## [PROBLEM TO SOLVE]
What's needed is an exact copy of the lines from the one that contains "Convert this chart" to the end of the data below, leaving the pictures out.

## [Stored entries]
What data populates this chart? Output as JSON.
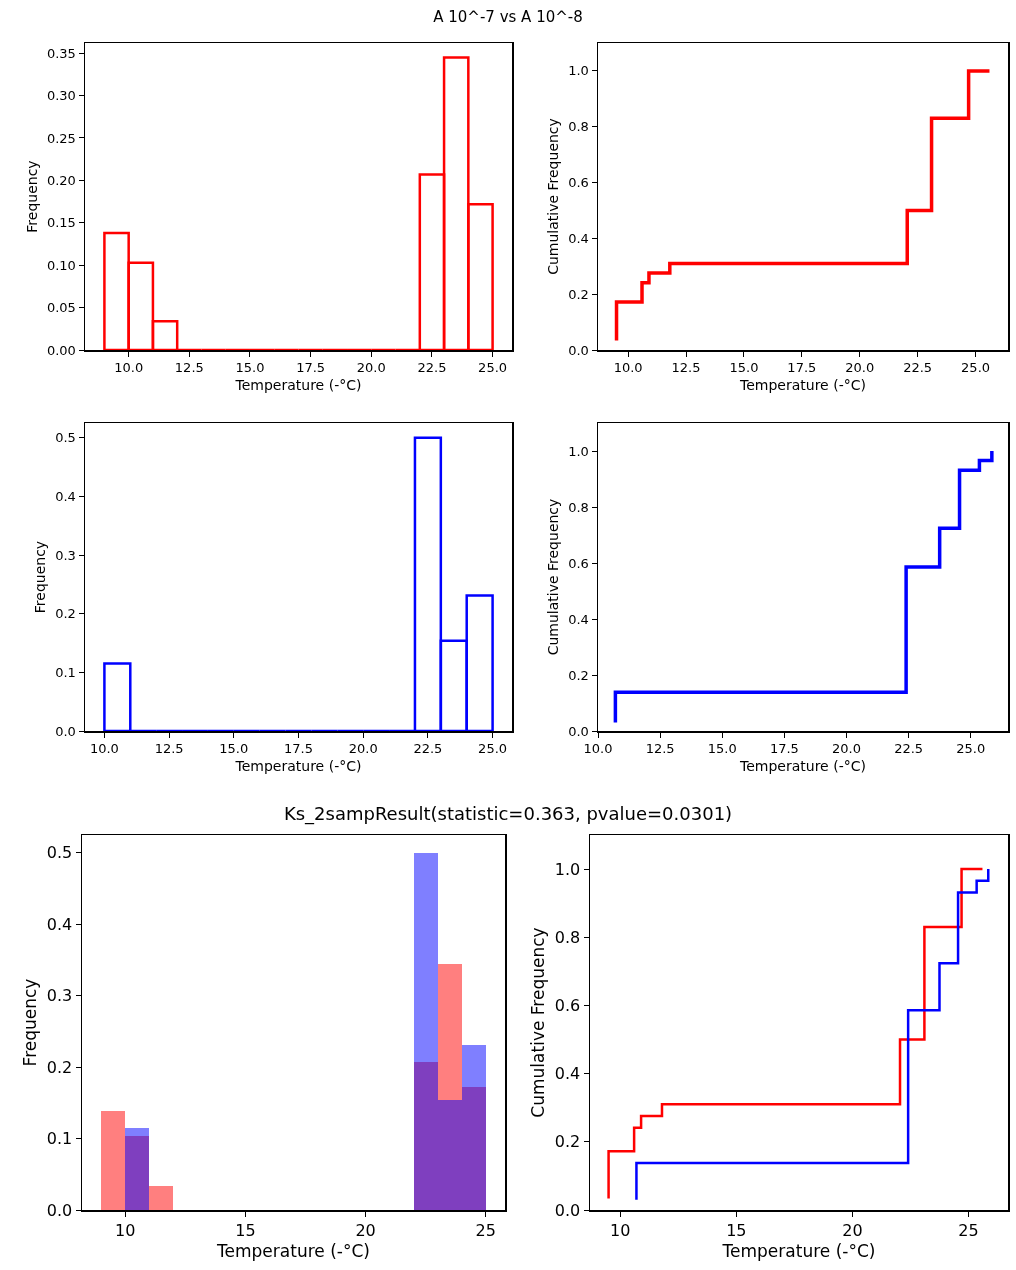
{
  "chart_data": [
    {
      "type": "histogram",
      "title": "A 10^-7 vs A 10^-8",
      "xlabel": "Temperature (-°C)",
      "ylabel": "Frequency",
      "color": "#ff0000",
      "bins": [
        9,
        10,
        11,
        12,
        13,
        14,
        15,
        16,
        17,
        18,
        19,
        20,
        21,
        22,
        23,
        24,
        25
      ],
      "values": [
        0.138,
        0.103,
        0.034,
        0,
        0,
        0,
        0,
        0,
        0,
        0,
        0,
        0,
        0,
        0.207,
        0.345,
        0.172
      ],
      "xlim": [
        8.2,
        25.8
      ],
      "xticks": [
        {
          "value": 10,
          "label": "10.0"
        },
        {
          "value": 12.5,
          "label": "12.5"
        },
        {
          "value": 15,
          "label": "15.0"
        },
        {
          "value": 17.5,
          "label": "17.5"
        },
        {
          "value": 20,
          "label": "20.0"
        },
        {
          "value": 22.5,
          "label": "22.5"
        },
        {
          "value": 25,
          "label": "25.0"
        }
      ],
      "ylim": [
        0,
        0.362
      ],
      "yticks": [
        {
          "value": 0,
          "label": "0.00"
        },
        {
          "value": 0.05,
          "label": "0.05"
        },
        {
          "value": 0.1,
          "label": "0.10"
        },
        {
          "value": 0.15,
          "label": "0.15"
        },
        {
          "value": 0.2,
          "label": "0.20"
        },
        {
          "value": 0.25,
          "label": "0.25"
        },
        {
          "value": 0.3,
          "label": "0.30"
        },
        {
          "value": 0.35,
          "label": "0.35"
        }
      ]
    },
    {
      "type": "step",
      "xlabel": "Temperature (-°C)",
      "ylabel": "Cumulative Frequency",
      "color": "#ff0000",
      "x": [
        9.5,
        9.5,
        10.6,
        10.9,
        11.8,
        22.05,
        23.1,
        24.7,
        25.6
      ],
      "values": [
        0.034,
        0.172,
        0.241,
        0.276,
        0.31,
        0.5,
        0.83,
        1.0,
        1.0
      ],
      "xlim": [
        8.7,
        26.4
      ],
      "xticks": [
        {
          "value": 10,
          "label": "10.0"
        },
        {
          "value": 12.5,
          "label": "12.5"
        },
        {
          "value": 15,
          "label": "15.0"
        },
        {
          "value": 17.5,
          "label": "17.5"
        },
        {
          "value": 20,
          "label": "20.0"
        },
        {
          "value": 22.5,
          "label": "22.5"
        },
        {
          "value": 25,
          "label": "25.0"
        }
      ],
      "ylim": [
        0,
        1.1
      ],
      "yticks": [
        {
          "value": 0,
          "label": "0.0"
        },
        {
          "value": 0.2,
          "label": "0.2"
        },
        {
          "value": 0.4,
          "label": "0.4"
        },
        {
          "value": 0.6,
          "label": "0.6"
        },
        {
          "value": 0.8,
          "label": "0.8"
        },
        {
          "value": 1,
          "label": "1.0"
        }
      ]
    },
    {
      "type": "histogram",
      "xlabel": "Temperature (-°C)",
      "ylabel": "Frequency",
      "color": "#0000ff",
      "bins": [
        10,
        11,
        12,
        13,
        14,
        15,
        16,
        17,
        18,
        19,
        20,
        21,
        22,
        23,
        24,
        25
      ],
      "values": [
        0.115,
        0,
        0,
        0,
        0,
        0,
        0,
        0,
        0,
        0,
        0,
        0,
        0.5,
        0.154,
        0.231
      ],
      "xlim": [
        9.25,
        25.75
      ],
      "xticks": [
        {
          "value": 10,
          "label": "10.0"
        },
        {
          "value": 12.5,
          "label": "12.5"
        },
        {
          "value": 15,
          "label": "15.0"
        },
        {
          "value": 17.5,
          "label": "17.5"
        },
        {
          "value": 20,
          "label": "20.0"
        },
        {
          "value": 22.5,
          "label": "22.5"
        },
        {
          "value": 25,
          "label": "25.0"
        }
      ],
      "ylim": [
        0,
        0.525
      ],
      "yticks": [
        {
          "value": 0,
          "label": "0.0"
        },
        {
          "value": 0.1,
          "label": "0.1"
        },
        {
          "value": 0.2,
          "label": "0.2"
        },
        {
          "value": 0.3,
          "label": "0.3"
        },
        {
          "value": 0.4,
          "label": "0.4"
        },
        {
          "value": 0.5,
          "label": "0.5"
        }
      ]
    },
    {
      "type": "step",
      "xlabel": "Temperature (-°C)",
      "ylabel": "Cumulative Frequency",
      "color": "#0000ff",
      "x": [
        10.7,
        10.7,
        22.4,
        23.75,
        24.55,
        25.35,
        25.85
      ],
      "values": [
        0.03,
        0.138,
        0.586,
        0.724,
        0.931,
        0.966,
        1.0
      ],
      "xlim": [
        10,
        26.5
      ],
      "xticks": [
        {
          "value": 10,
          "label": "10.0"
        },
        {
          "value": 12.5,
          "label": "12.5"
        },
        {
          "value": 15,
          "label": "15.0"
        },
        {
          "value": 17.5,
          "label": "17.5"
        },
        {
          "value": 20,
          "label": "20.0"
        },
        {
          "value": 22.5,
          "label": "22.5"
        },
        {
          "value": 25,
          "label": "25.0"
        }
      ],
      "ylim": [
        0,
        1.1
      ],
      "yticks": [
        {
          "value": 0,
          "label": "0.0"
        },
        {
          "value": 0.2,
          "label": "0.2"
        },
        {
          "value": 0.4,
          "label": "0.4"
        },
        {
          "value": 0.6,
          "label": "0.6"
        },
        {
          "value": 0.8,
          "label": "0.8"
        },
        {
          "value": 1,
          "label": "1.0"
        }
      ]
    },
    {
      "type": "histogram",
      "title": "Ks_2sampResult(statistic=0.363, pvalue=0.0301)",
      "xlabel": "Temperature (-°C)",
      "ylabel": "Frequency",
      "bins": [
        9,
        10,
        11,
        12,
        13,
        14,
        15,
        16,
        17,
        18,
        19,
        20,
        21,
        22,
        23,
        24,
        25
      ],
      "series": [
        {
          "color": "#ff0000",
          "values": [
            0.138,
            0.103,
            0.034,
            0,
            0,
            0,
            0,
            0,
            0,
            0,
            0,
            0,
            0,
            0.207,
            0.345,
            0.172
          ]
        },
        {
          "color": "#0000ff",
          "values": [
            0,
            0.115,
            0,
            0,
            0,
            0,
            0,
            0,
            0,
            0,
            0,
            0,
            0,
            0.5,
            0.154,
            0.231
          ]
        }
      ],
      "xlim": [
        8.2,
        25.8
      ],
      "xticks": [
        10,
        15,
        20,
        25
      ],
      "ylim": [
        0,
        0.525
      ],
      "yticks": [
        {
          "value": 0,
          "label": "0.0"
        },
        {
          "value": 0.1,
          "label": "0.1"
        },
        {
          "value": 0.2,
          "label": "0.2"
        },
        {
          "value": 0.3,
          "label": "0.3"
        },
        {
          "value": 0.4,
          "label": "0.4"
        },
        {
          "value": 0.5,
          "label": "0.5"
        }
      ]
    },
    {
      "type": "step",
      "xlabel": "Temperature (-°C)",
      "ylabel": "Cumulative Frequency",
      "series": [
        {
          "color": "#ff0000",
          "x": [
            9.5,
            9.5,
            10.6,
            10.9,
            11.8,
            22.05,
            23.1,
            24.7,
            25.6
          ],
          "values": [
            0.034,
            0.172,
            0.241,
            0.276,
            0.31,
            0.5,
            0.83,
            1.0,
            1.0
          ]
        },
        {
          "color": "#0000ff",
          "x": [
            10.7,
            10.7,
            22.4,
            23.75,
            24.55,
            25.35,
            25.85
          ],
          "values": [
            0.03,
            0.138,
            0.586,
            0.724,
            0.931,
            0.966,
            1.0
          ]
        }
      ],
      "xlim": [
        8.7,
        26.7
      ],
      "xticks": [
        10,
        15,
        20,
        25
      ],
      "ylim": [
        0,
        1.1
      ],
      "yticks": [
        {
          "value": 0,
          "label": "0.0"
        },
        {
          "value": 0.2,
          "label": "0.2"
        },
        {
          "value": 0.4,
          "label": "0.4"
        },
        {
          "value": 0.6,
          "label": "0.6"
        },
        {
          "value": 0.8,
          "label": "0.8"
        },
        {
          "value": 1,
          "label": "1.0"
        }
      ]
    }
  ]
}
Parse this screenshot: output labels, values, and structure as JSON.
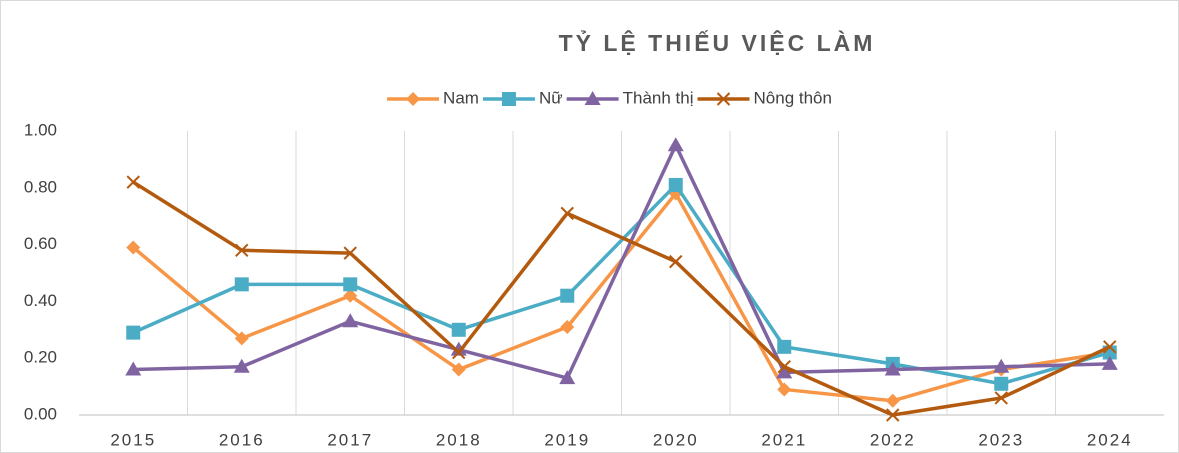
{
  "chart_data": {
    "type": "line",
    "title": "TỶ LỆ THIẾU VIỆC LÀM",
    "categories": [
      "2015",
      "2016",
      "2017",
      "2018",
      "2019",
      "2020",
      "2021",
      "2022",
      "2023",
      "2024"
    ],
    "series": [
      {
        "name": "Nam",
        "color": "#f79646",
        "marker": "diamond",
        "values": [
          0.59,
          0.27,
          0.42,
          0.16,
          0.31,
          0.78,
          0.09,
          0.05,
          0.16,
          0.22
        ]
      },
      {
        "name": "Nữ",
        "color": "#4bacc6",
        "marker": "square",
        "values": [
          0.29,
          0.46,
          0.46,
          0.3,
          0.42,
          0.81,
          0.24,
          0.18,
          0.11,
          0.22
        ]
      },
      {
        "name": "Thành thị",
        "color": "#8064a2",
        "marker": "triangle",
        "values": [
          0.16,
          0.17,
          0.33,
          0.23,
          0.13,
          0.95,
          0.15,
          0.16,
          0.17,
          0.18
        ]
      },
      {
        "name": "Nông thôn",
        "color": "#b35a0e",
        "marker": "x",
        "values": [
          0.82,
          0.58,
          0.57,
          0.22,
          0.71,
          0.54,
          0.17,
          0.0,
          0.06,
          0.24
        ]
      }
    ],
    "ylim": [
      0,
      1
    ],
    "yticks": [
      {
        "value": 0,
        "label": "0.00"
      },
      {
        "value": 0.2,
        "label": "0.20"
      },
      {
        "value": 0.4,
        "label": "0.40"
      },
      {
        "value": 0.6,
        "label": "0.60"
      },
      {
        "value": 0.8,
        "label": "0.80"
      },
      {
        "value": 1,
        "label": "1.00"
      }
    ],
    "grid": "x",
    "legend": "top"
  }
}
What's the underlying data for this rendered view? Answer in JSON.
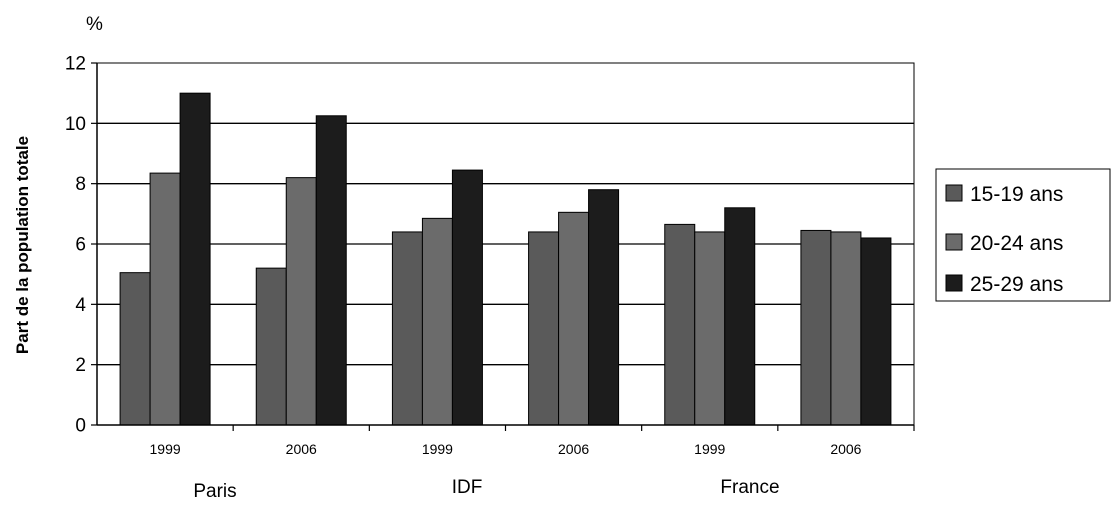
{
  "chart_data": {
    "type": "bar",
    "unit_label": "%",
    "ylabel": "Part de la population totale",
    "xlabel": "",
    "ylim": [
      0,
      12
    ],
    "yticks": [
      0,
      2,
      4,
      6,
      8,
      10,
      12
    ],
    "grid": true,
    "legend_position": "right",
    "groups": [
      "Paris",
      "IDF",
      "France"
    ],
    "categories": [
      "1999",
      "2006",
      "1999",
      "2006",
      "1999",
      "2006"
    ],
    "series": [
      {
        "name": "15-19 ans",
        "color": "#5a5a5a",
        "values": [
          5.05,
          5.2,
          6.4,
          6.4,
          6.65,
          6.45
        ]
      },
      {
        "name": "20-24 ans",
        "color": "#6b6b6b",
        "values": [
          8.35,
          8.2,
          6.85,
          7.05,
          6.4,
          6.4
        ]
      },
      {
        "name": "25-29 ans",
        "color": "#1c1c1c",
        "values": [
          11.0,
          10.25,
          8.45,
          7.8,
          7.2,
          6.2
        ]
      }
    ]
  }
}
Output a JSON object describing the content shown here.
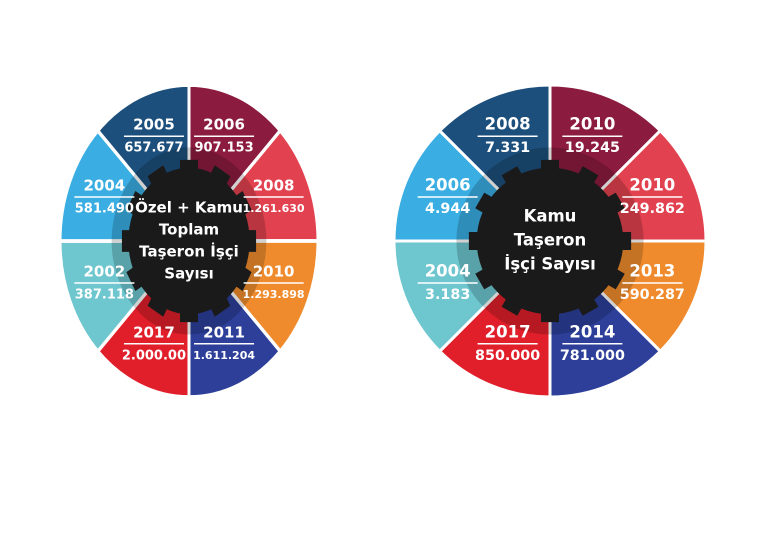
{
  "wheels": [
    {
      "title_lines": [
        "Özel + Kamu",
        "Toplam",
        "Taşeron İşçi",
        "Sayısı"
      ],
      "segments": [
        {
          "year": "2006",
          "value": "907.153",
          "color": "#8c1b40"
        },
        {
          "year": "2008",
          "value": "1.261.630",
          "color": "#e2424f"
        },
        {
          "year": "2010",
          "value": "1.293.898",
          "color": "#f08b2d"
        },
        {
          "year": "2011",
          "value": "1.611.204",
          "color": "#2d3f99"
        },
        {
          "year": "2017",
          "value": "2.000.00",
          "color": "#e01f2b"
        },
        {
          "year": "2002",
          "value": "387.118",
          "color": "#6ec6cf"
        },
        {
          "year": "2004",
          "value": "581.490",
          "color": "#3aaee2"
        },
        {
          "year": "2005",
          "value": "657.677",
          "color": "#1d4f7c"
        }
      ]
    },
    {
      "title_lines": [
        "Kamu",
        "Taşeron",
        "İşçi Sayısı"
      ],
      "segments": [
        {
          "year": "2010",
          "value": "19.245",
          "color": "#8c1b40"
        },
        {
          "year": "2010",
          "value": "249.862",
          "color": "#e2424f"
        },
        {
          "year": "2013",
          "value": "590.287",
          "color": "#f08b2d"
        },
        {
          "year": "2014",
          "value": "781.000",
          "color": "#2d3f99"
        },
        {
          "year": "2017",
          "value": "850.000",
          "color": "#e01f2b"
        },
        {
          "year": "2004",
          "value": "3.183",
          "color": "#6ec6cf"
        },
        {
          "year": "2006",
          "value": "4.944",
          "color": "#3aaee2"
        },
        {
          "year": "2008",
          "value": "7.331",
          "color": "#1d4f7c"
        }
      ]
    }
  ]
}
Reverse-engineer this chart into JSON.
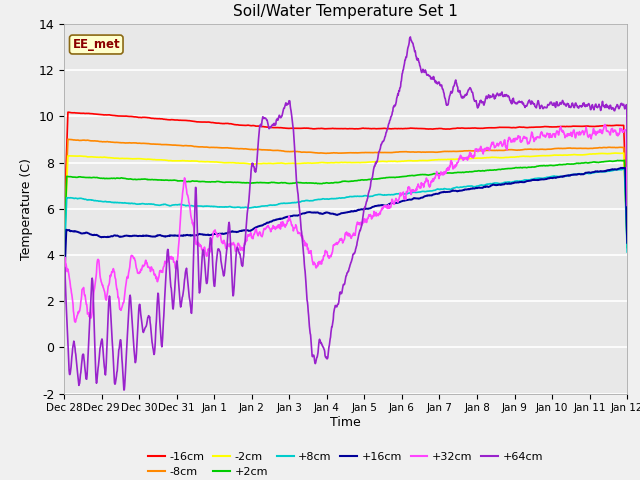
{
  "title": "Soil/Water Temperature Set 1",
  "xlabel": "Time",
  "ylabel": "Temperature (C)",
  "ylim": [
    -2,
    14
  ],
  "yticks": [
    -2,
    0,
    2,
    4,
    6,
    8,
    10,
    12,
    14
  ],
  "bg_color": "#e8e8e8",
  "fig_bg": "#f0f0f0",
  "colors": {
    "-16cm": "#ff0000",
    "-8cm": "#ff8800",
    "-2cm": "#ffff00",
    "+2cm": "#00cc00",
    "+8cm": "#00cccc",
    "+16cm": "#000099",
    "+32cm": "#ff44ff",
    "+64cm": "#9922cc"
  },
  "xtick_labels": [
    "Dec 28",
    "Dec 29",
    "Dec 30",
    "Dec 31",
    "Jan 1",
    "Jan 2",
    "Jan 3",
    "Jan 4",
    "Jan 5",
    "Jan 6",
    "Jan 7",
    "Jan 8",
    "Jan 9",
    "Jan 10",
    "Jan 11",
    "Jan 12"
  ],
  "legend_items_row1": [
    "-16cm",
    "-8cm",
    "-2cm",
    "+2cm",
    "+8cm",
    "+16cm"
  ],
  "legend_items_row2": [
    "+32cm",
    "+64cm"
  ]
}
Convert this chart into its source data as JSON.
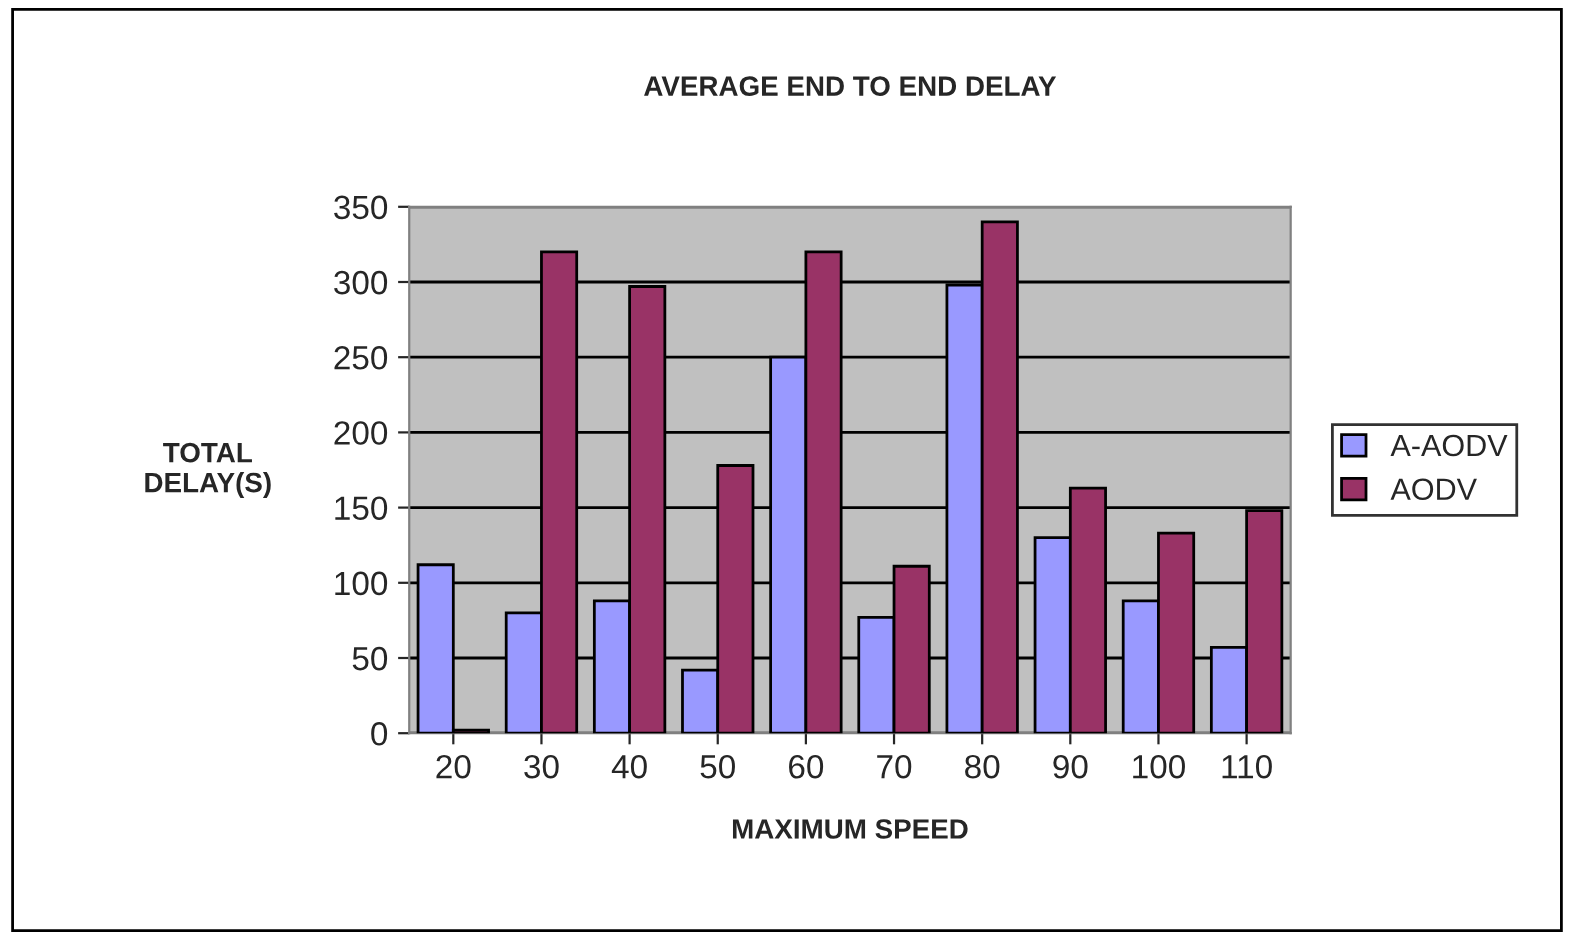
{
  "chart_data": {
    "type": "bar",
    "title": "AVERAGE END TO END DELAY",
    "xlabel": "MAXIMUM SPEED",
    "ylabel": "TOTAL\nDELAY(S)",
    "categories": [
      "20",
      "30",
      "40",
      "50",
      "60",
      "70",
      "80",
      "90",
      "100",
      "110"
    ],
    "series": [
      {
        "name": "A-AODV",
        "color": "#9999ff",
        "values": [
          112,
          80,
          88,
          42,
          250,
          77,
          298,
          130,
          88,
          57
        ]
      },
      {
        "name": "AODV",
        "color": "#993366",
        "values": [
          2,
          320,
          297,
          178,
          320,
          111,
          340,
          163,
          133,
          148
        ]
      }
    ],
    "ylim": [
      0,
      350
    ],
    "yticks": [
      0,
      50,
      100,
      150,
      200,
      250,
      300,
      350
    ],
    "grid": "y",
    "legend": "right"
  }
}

## [FINAL RESULT]
Convert this chart into its source data as JSON.
{
  "chart_data": {
    "type": "bar",
    "title": "AVERAGE END TO END DELAY",
    "xlabel": "MAXIMUM SPEED",
    "ylabel": "TOTAL\nDELAY(S)",
    "categories": [
      "20",
      "30",
      "40",
      "50",
      "60",
      "70",
      "80",
      "90",
      "100",
      "110"
    ],
    "series": [
      {
        "name": "A-AODV",
        "color": "#9999ff",
        "values": [
          112,
          80,
          88,
          42,
          250,
          77,
          298,
          130,
          88,
          57
        ]
      },
      {
        "name": "AODV",
        "color": "#993366",
        "values": [
          2,
          320,
          297,
          178,
          320,
          111,
          340,
          163,
          133,
          148
        ]
      }
    ],
    "ylim": [
      0,
      350
    ],
    "yticks": [
      0,
      50,
      100,
      150,
      200,
      250,
      300,
      350
    ],
    "grid": "y",
    "legend": "right"
  }
}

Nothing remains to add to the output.